> [PROBLEM DETAILS]
Identify the lines bearing the string "водоснабжения" and gather them.

Items listed in a dataset
§
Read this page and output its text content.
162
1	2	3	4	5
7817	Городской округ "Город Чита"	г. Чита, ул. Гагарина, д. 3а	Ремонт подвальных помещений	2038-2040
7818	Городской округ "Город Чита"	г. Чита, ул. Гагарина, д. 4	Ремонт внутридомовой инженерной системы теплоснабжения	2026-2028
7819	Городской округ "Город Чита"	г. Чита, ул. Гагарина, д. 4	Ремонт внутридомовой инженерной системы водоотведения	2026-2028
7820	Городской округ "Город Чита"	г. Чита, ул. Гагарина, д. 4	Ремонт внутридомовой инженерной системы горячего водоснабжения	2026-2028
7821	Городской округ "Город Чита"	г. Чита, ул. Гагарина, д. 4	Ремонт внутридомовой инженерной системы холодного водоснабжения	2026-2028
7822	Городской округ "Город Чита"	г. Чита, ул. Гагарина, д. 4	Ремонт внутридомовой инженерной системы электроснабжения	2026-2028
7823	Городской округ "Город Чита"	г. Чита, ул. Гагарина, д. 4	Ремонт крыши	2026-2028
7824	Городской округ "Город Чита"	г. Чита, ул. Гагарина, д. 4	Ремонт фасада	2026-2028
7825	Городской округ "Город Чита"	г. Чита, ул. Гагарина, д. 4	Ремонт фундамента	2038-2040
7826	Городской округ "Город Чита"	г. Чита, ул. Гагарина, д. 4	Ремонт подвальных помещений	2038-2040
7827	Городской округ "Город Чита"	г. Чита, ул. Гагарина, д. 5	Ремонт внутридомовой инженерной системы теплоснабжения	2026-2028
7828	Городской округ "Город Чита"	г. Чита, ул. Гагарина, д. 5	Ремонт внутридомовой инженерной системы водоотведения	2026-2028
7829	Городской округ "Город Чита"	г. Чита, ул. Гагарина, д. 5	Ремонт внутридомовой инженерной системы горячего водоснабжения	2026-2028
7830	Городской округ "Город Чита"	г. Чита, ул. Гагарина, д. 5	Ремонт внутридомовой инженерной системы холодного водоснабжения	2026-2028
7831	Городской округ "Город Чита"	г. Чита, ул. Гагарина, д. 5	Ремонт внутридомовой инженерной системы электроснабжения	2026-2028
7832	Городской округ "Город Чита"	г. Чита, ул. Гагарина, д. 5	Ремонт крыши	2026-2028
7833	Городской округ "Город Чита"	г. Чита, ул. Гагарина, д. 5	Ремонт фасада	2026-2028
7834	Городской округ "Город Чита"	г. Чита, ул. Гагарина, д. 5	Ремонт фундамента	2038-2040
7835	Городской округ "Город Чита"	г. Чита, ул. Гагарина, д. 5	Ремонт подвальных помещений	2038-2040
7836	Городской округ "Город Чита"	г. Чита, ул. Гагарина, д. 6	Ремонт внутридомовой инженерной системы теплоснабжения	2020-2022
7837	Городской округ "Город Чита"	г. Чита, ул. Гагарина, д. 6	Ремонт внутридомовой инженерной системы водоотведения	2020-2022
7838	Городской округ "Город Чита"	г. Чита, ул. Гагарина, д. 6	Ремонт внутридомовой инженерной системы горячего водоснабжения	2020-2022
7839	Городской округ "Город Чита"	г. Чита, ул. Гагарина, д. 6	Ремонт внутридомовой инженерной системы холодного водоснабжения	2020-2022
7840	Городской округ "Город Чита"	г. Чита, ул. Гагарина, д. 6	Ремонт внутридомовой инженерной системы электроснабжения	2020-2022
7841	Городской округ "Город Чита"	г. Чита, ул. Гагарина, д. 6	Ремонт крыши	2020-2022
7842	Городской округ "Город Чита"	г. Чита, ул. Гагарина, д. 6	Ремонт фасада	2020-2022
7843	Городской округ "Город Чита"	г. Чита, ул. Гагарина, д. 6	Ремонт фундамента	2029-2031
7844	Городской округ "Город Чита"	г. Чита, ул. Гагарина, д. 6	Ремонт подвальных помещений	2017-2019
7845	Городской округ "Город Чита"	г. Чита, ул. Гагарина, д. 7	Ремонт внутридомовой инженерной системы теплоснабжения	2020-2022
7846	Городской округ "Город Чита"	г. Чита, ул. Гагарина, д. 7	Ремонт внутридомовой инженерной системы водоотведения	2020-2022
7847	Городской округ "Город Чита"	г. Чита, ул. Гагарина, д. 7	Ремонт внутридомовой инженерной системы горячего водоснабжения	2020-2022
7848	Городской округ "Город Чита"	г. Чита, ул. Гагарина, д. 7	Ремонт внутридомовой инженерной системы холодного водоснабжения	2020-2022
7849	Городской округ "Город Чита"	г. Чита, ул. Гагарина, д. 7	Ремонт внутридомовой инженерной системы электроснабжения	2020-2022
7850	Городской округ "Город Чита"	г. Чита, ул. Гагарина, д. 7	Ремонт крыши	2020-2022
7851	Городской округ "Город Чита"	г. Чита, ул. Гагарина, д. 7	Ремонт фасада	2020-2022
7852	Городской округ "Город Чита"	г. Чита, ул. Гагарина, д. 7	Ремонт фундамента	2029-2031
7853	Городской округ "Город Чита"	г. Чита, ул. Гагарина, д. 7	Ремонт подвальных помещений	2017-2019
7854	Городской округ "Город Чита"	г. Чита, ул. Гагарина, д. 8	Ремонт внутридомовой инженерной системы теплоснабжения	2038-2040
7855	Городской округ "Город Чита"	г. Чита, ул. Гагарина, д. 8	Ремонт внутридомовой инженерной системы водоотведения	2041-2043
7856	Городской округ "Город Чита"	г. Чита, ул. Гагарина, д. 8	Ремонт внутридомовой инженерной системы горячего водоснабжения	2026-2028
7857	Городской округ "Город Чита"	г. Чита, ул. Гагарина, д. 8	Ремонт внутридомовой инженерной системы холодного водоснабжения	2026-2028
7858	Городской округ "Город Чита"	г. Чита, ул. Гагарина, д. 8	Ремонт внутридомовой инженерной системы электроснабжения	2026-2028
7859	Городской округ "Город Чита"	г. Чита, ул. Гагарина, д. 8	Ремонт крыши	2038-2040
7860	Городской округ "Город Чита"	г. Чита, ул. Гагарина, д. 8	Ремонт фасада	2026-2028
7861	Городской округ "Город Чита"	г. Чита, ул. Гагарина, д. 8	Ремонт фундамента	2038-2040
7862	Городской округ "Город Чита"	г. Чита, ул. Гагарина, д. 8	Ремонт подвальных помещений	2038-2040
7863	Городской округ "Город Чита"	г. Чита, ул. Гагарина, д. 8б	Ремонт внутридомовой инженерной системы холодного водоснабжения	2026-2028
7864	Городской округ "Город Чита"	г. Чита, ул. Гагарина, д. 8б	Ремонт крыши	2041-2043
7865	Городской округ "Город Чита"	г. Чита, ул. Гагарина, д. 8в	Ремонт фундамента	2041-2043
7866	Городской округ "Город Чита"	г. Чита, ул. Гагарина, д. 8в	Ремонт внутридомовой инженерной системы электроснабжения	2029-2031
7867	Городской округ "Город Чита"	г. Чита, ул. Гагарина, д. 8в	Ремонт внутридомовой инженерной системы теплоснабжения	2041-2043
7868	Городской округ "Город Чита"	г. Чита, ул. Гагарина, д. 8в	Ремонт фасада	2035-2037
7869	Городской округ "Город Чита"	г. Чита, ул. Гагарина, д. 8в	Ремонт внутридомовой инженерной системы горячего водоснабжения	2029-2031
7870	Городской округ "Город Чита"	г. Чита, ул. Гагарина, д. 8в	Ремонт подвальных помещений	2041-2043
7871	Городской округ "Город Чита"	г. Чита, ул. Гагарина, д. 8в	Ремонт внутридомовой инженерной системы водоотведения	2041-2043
§
> [RESULT BELOW]
7820	Городской округ "Город Чита"	г. Чита, ул. Гагарина, д. 4	Ремонт внутридомовой инженерной системы горячего водоснабжения	2026-2028
7821	Городской округ "Город Чита"	г. Чита, ул. Гагарина, д. 4	Ремонт внутридомовой инженерной системы холодного водоснабжения	2026-2028
7829	Городской округ "Город Чита"	г. Чита, ул. Гагарина, д. 5	Ремонт внутридомовой инженерной системы горячего водоснабжения	2026-2028
7830	Городской округ "Город Чита"	г. Чита, ул. Гагарина, д. 5	Ремонт внутридомовой инженерной системы холодного водоснабжения	2026-2028
7838	Городской округ "Город Чита"	г. Чита, ул. Гагарина, д. 6	Ремонт внутридомовой инженерной системы горячего водоснабжения	2020-2022
7839	Городской округ "Город Чита"	г. Чита, ул. Гагарина, д. 6	Ремонт внутридомовой инженерной системы холодного водоснабжения	2020-2022
7847	Городской округ "Город Чита"	г. Чита, ул. Гагарина, д. 7	Ремонт внутридомовой инженерной системы горячего водоснабжения	2020-2022
7848	Городской округ "Город Чита"	г. Чита, ул. Гагарина, д. 7	Ремонт внутридомовой инженерной системы холодного водоснабжения	2020-2022
7856	Городской округ "Город Чита"	г. Чита, ул. Гагарина, д. 8	Ремонт внутридомовой инженерной системы горячего водоснабжения	2026-2028
7857	Городской округ "Город Чита"	г. Чита, ул. Гагарина, д. 8	Ремонт внутридомовой инженерной системы холодного водоснабжения	2026-2028
7863	Городской округ "Город Чита"	г. Чита, ул. Гагарина, д. 8б	Ремонт внутридомовой инженерной системы холодного водоснабжения	2026-2028
7869	Городской округ "Город Чита"	г. Чита, ул. Гагарина, д. 8в	Ремонт внутридомовой инженерной системы горячего водоснабжения	2029-2031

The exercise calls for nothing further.